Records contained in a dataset
::::::
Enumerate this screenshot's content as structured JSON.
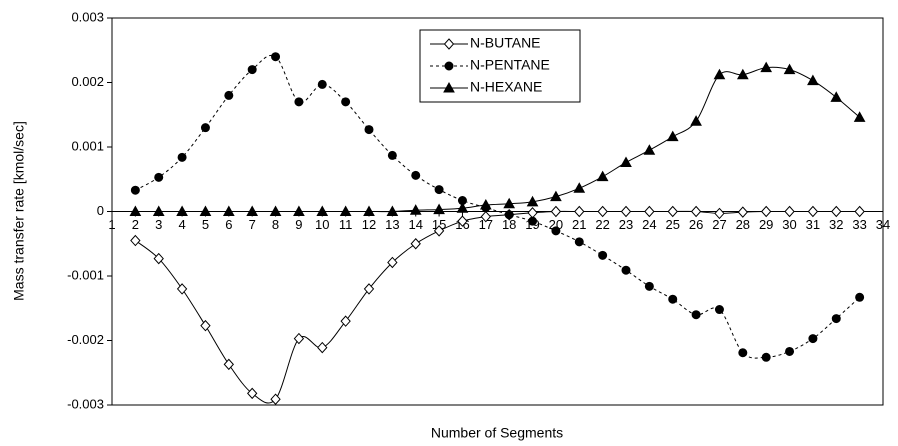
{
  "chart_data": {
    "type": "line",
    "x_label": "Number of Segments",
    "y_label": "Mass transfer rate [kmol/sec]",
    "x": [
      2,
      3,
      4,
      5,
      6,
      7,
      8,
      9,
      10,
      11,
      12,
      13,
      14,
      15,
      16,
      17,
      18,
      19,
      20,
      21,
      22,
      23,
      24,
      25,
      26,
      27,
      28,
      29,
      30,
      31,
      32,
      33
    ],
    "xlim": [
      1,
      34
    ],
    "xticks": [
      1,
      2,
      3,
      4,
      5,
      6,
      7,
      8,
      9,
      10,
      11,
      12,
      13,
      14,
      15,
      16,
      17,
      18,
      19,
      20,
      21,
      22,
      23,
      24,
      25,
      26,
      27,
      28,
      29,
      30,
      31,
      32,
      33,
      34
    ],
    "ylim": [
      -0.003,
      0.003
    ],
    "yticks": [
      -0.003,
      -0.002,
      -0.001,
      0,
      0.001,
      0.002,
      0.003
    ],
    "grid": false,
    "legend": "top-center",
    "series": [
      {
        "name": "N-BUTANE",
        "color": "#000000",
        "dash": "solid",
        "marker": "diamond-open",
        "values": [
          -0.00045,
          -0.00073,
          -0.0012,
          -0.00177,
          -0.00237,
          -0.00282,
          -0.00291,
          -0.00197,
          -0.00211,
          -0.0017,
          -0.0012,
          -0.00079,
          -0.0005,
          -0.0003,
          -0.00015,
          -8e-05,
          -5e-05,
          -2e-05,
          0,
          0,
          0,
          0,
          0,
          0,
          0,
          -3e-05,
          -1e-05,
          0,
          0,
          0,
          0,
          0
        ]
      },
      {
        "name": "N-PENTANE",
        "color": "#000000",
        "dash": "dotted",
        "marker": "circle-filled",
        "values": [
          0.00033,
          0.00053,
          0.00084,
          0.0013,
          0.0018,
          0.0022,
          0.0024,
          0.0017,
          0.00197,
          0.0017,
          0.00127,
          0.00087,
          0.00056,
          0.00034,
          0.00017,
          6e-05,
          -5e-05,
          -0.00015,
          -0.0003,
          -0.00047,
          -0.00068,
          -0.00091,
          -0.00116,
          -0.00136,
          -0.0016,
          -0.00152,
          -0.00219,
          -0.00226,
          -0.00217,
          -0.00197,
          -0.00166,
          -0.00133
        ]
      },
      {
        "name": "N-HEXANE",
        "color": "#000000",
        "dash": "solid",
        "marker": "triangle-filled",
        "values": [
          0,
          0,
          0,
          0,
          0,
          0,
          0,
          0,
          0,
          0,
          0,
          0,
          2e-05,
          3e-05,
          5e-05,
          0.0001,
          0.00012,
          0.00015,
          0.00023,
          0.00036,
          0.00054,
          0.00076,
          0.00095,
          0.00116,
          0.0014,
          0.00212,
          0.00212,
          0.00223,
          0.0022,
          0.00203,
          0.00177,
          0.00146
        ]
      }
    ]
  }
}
::::::
* The exercise:
Copy every line that contains the string "filled".

* Written answer:
        "marker": "circle-filled",
        "marker": "triangle-filled",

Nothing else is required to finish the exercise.